Problem description: Copy out each line of the material below with no changes.

Records that describe figures
————————

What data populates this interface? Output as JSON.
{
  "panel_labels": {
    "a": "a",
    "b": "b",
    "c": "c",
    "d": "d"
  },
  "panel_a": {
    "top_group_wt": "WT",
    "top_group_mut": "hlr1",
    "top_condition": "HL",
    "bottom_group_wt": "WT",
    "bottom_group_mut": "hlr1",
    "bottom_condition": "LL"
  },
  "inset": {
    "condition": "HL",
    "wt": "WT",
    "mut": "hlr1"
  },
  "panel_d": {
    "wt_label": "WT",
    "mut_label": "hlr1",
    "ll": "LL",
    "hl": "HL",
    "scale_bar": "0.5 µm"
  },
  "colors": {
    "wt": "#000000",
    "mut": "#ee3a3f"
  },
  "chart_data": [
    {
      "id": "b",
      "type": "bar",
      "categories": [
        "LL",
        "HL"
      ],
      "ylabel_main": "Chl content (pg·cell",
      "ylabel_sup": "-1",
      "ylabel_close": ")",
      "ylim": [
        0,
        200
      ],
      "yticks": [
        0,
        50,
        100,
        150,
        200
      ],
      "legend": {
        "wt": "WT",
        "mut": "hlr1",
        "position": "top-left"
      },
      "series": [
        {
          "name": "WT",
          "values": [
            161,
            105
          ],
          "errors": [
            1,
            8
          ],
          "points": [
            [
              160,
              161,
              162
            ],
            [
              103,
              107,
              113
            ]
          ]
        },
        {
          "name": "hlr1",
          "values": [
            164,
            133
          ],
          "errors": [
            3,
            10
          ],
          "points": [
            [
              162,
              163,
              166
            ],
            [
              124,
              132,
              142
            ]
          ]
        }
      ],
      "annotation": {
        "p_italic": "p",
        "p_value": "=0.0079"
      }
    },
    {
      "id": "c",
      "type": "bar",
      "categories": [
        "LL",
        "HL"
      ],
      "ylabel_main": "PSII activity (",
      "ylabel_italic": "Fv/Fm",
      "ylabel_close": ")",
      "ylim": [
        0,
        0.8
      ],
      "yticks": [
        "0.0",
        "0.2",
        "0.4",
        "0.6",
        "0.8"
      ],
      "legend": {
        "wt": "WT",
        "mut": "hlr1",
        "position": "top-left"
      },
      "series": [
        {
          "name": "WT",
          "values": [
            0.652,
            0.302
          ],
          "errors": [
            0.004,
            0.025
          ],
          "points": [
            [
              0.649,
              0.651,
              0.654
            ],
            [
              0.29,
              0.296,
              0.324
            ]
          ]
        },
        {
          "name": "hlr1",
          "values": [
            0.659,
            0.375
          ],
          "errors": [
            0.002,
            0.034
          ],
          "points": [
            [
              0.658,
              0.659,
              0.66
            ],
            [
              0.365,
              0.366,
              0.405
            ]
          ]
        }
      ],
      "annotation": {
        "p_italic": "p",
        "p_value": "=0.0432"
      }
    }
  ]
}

————————

Result of this exercise:
What data populates this interface? Output as JSON.
{
  "panel_labels": {
    "a": "a",
    "b": "b",
    "c": "c",
    "d": "d"
  },
  "panel_a": {
    "top_group_wt": "WT",
    "top_group_mut": "hlr1",
    "top_condition": "HL",
    "bottom_group_wt": "WT",
    "bottom_group_mut": "hlr1",
    "bottom_condition": "LL"
  },
  "inset": {
    "condition": "HL",
    "wt": "WT",
    "mut": "hlr1"
  },
  "panel_d": {
    "wt_label": "WT",
    "mut_label": "hlr1",
    "ll": "LL",
    "hl": "HL",
    "scale_bar": "0.5 µm"
  },
  "colors": {
    "wt": "#000000",
    "mut": "#ee3a3f"
  },
  "chart_data": [
    {
      "id": "b",
      "type": "bar",
      "categories": [
        "LL",
        "HL"
      ],
      "ylabel_main": "Chl content (pg·cell",
      "ylabel_sup": "-1",
      "ylabel_close": ")",
      "ylim": [
        0,
        200
      ],
      "yticks": [
        0,
        50,
        100,
        150,
        200
      ],
      "legend": {
        "wt": "WT",
        "mut": "hlr1",
        "position": "top-left"
      },
      "series": [
        {
          "name": "WT",
          "values": [
            161,
            105
          ],
          "errors": [
            1,
            8
          ],
          "points": [
            [
              160,
              161,
              162
            ],
            [
              103,
              107,
              113
            ]
          ]
        },
        {
          "name": "hlr1",
          "values": [
            164,
            133
          ],
          "errors": [
            3,
            10
          ],
          "points": [
            [
              162,
              163,
              166
            ],
            [
              124,
              132,
              142
            ]
          ]
        }
      ],
      "annotation": {
        "p_italic": "p",
        "p_value": "=0.0079"
      }
    },
    {
      "id": "c",
      "type": "bar",
      "categories": [
        "LL",
        "HL"
      ],
      "ylabel_main": "PSII activity (",
      "ylabel_italic": "Fv/Fm",
      "ylabel_close": ")",
      "ylim": [
        0,
        0.8
      ],
      "yticks": [
        "0.0",
        "0.2",
        "0.4",
        "0.6",
        "0.8"
      ],
      "legend": {
        "wt": "WT",
        "mut": "hlr1",
        "position": "top-left"
      },
      "series": [
        {
          "name": "WT",
          "values": [
            0.652,
            0.302
          ],
          "errors": [
            0.004,
            0.025
          ],
          "points": [
            [
              0.649,
              0.651,
              0.654
            ],
            [
              0.29,
              0.296,
              0.324
            ]
          ]
        },
        {
          "name": "hlr1",
          "values": [
            0.659,
            0.375
          ],
          "errors": [
            0.002,
            0.034
          ],
          "points": [
            [
              0.658,
              0.659,
              0.66
            ],
            [
              0.365,
              0.366,
              0.405
            ]
          ]
        }
      ],
      "annotation": {
        "p_italic": "p",
        "p_value": "=0.0432"
      }
    }
  ]
}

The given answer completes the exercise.